Required work: Below are records; extract exactly the lines from the one with "Convert this screenshot" through the final line, including both, but drop the pictures.

[Dataset records]
+++++

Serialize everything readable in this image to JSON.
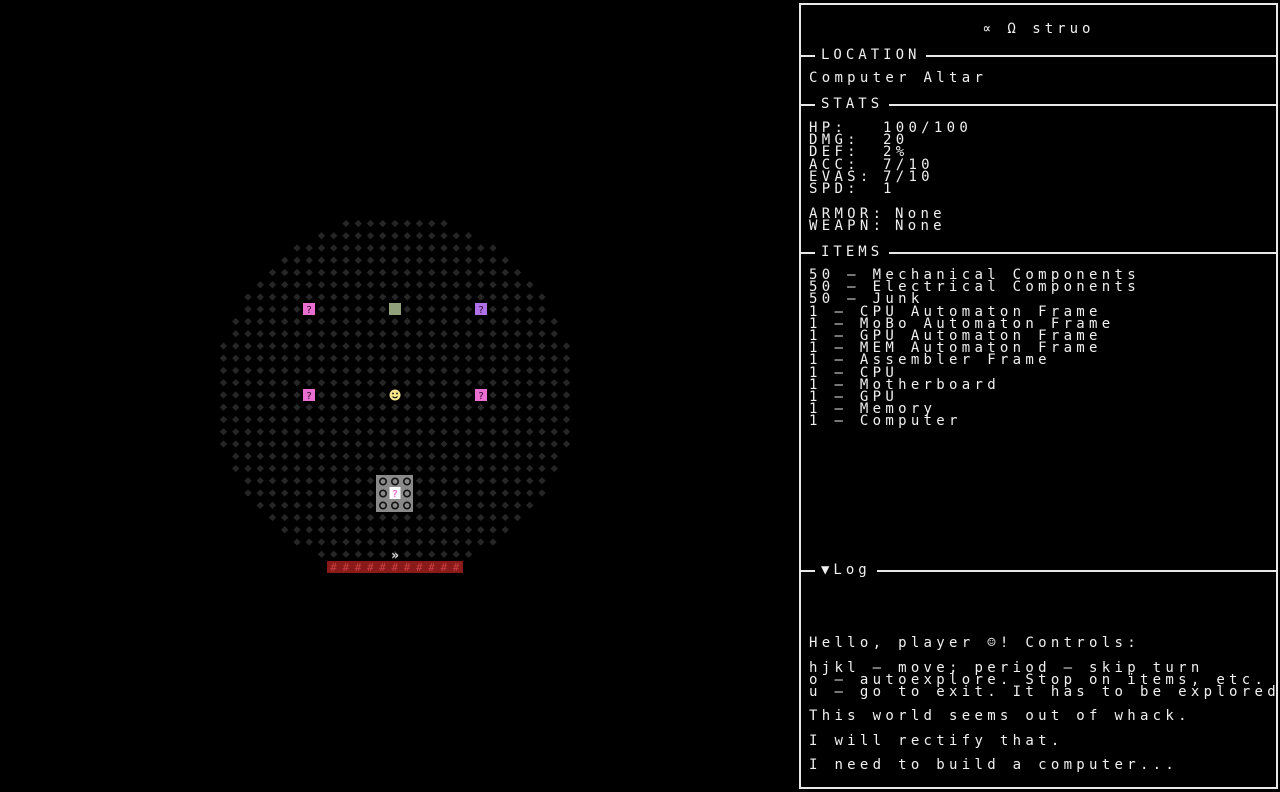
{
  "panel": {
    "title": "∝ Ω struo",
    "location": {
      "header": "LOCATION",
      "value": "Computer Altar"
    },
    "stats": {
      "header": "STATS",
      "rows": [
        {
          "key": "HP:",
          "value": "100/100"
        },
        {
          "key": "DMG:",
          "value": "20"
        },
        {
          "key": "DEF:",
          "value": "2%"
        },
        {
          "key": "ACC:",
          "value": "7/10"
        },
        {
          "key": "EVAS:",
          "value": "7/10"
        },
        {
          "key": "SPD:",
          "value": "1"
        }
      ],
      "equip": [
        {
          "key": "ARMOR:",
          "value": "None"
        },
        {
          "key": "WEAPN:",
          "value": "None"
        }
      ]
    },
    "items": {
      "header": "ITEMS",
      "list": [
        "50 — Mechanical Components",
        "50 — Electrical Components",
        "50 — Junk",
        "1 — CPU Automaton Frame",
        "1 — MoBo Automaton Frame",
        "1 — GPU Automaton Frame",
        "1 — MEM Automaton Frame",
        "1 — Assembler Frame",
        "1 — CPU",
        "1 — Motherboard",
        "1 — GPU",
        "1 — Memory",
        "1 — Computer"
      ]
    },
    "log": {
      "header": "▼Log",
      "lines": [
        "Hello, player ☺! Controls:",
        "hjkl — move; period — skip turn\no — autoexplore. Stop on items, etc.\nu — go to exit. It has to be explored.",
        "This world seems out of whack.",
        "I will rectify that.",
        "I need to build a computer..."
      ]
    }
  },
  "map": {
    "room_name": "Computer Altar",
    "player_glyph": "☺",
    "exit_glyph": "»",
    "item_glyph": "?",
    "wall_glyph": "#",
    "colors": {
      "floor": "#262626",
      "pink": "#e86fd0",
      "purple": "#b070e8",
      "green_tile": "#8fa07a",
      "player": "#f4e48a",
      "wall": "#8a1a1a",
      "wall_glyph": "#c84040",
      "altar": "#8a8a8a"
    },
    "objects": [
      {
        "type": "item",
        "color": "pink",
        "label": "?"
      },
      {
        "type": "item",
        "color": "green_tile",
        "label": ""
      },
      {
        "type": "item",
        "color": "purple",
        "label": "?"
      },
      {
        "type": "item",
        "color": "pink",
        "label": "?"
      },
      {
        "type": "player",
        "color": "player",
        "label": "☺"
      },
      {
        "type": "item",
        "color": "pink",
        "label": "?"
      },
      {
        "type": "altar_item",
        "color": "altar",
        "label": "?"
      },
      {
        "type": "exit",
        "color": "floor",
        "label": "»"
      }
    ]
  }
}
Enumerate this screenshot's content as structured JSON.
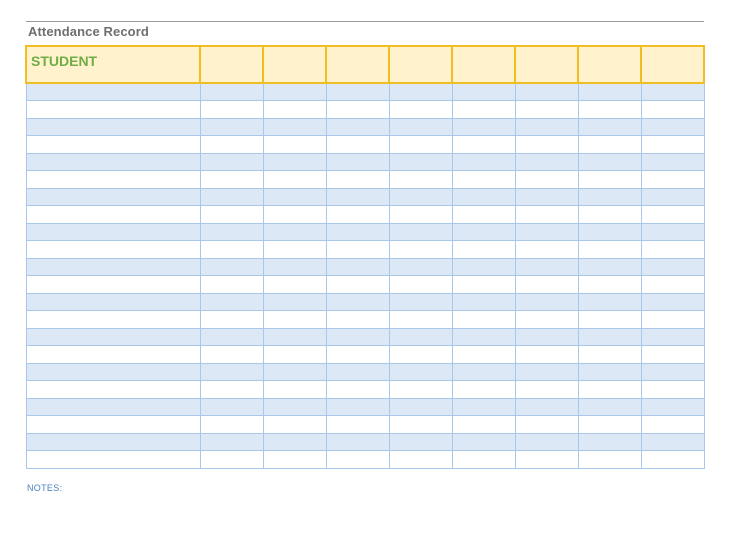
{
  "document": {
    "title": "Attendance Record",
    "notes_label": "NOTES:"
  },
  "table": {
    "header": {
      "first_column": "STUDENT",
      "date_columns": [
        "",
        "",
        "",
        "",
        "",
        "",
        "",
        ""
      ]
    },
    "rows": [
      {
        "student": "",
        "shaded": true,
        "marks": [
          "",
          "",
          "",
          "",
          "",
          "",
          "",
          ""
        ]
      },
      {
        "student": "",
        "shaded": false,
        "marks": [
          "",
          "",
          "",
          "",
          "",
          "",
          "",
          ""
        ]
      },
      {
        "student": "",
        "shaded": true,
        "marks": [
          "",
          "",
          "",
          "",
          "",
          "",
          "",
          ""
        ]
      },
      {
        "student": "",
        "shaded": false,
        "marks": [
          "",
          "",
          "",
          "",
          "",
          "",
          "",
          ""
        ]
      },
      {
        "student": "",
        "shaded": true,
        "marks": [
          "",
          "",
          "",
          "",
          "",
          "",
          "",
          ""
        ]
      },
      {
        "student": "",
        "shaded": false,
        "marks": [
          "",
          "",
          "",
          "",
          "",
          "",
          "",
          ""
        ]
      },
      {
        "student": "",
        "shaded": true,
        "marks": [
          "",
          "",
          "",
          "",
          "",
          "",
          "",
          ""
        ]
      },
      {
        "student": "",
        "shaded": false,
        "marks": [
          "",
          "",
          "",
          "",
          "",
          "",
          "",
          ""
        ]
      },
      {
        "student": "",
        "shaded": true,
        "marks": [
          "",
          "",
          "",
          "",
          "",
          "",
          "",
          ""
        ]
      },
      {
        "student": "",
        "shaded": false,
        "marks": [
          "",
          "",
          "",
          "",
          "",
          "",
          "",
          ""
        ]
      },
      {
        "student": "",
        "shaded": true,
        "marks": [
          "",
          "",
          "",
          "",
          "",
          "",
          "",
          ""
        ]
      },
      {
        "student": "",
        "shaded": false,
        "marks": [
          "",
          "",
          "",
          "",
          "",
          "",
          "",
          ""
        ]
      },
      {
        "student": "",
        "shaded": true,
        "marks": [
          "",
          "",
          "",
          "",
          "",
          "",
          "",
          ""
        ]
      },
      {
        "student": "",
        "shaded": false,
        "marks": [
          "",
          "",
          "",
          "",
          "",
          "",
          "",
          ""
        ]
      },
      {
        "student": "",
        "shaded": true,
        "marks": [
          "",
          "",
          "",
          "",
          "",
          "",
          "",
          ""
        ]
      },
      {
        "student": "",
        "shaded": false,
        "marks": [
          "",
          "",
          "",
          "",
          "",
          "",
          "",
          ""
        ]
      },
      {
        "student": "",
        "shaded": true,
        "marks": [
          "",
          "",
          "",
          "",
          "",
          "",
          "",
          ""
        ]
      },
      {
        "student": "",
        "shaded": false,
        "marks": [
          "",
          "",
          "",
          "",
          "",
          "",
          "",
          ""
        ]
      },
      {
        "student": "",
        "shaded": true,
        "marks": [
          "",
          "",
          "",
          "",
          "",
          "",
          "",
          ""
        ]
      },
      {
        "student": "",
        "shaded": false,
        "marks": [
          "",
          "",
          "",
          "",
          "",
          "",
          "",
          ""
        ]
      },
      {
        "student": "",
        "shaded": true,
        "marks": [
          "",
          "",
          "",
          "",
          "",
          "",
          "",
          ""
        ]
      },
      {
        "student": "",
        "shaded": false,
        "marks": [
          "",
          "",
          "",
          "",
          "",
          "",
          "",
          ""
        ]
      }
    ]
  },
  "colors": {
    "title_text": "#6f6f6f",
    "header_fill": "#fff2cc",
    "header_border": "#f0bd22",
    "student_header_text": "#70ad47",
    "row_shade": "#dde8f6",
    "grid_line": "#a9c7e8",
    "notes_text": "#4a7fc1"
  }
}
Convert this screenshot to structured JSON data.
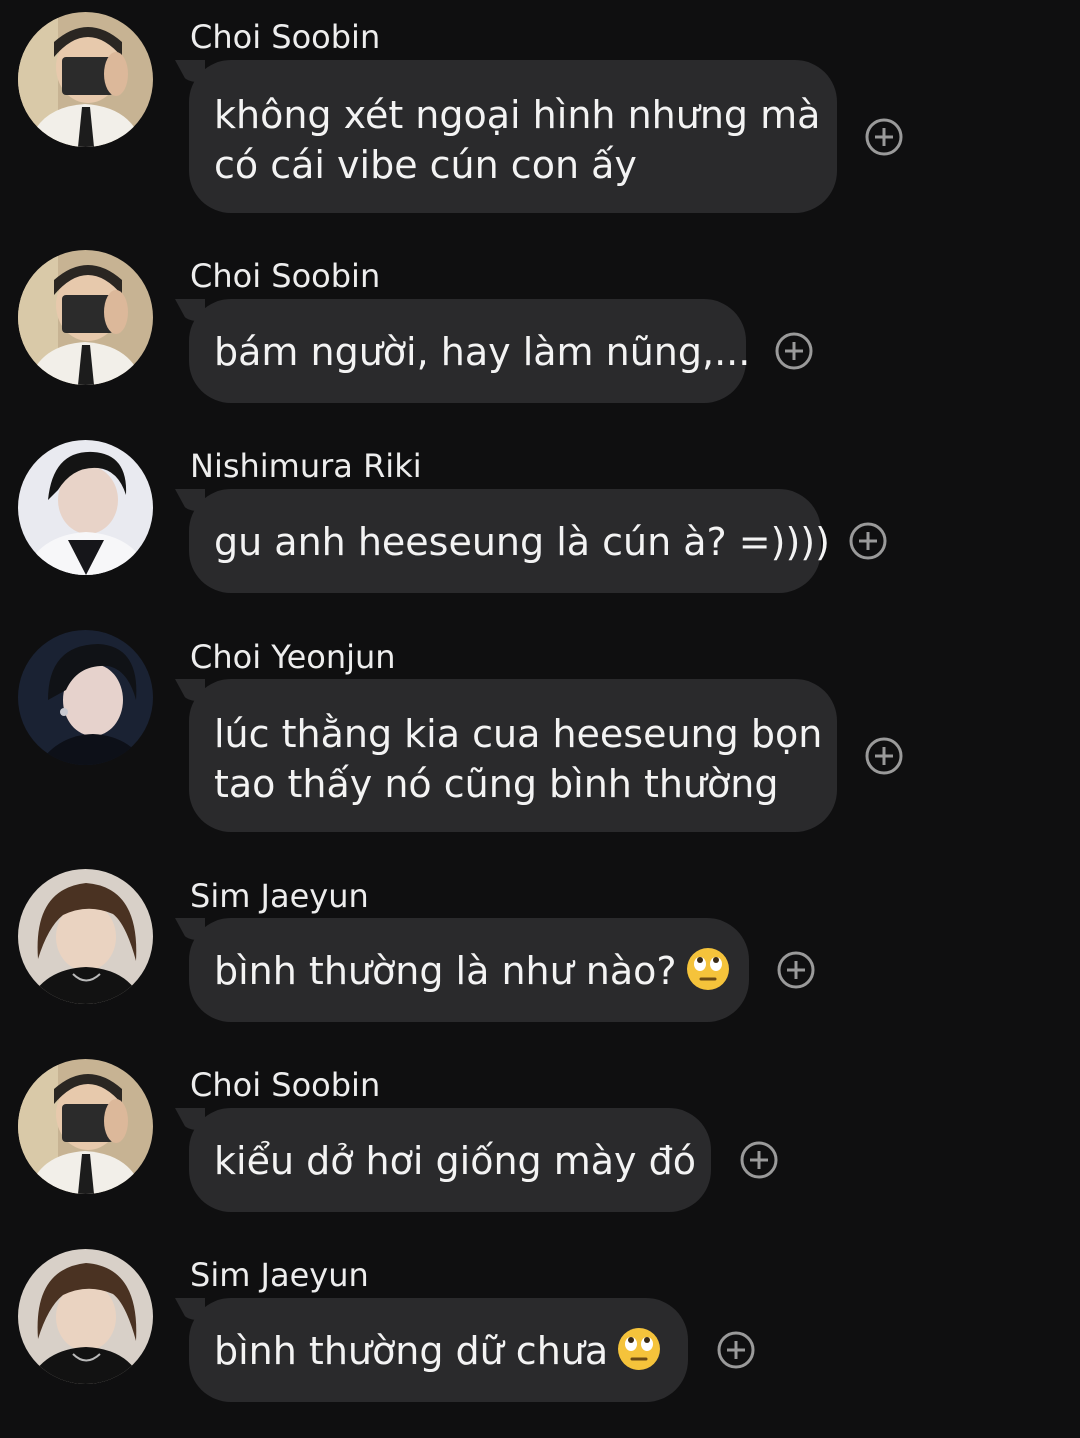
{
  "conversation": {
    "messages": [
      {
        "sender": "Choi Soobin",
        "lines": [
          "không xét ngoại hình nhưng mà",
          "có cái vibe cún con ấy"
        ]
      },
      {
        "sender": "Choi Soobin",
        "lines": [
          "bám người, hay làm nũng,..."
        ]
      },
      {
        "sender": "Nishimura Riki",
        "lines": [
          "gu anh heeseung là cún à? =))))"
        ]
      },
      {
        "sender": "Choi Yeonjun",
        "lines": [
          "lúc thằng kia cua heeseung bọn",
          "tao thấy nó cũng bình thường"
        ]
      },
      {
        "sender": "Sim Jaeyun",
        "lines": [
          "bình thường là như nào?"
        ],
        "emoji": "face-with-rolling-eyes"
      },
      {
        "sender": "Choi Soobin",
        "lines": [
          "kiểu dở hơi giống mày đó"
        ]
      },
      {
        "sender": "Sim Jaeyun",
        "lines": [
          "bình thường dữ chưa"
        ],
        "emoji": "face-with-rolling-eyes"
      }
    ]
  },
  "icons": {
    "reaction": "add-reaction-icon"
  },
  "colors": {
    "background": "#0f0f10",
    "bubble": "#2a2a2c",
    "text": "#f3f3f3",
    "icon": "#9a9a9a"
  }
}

+++++

The answer:
Convert this screenshot to structured JSON data.
{
  "conversation": {
    "messages": [
      {
        "sender": "Choi Soobin",
        "lines": [
          "không xét ngoại hình nhưng mà",
          "có cái vibe cún con ấy"
        ]
      },
      {
        "sender": "Choi Soobin",
        "lines": [
          "bám người, hay làm nũng,..."
        ]
      },
      {
        "sender": "Nishimura Riki",
        "lines": [
          "gu anh heeseung là cún à? =))))"
        ]
      },
      {
        "sender": "Choi Yeonjun",
        "lines": [
          "lúc thằng kia cua heeseung bọn",
          "tao thấy nó cũng bình thường"
        ]
      },
      {
        "sender": "Sim Jaeyun",
        "lines": [
          "bình thường là như nào?"
        ],
        "emoji": "face-with-rolling-eyes"
      },
      {
        "sender": "Choi Soobin",
        "lines": [
          "kiểu dở hơi giống mày đó"
        ]
      },
      {
        "sender": "Sim Jaeyun",
        "lines": [
          "bình thường dữ chưa"
        ],
        "emoji": "face-with-rolling-eyes"
      }
    ]
  },
  "icons": {
    "reaction": "add-reaction-icon"
  },
  "colors": {
    "background": "#0f0f10",
    "bubble": "#2a2a2c",
    "text": "#f3f3f3",
    "icon": "#9a9a9a"
  }
}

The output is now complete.